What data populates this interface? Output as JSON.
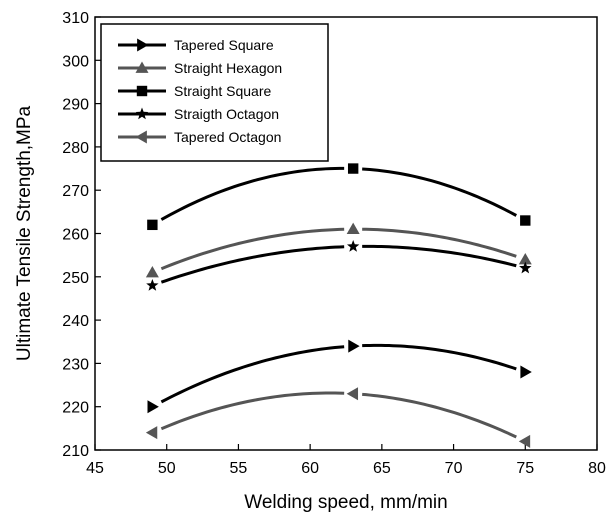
{
  "chart_data": {
    "type": "line",
    "title": "",
    "xlabel": "Welding speed, mm/min",
    "ylabel": "Ultimate Tensile Strength,MPa",
    "xlim": [
      45,
      80
    ],
    "ylim": [
      210,
      310
    ],
    "xticks": [
      45,
      50,
      55,
      60,
      65,
      70,
      75,
      80
    ],
    "yticks": [
      210,
      220,
      230,
      240,
      250,
      260,
      270,
      280,
      290,
      300,
      310
    ],
    "grid": false,
    "legend_position": "top-left",
    "x": [
      49,
      63,
      75
    ],
    "series": [
      {
        "name": "Tapered Square",
        "values": [
          220,
          234,
          228
        ],
        "marker": "triangle-right",
        "color": "#000000"
      },
      {
        "name": "Straight Hexagon",
        "values": [
          251,
          261,
          254
        ],
        "marker": "triangle-up",
        "color": "#555555"
      },
      {
        "name": "Straight Square",
        "values": [
          262,
          275,
          263
        ],
        "marker": "square",
        "color": "#000000"
      },
      {
        "name": "Straigth Octagon",
        "values": [
          248,
          257,
          252
        ],
        "marker": "star",
        "color": "#000000"
      },
      {
        "name": "Tapered Octagon",
        "values": [
          214,
          223,
          212
        ],
        "marker": "triangle-left",
        "color": "#555555"
      }
    ]
  }
}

What to do:
Find the word "name" in the entries above and gather every line that holds it.

Response to this task:
        "name": "Tapered Square",
        "name": "Straight Hexagon",
        "name": "Straight Square",
        "name": "Straigth Octagon",
        "name": "Tapered Octagon",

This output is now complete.